-- Begin Material supplied --

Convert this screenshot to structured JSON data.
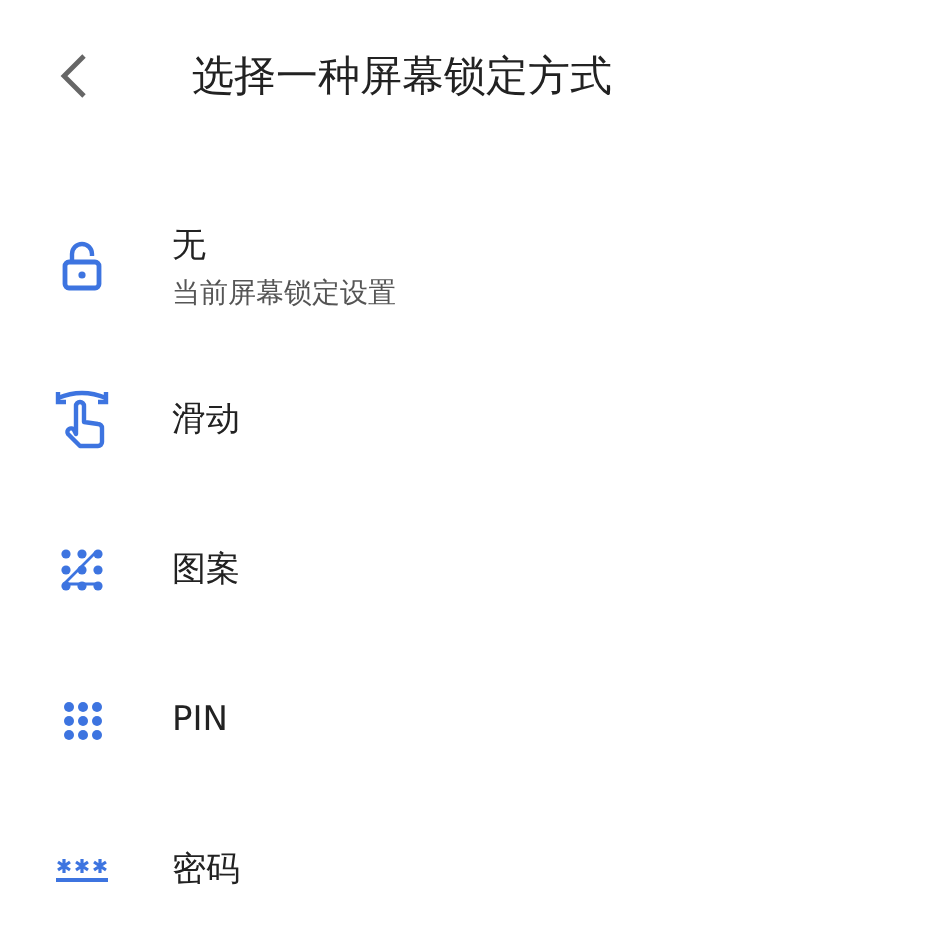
{
  "header": {
    "title": "选择一种屏幕锁定方式"
  },
  "options": [
    {
      "kind": "none",
      "label": "无",
      "subtitle": "当前屏幕锁定设置"
    },
    {
      "kind": "swipe",
      "label": "滑动"
    },
    {
      "kind": "pattern",
      "label": "图案"
    },
    {
      "kind": "pin",
      "label": "PIN"
    },
    {
      "kind": "password",
      "label": "密码"
    }
  ]
}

-- End Material supplied --

Repeat every record above exactly, but leave out any pictures.

Solution below.
Convert this screenshot to structured JSON data.
{
  "header": {
    "title": "选择一种屏幕锁定方式"
  },
  "options": [
    {
      "kind": "none",
      "label": "无",
      "subtitle": "当前屏幕锁定设置"
    },
    {
      "kind": "swipe",
      "label": "滑动"
    },
    {
      "kind": "pattern",
      "label": "图案"
    },
    {
      "kind": "pin",
      "label": "PIN"
    },
    {
      "kind": "password",
      "label": "密码"
    }
  ]
}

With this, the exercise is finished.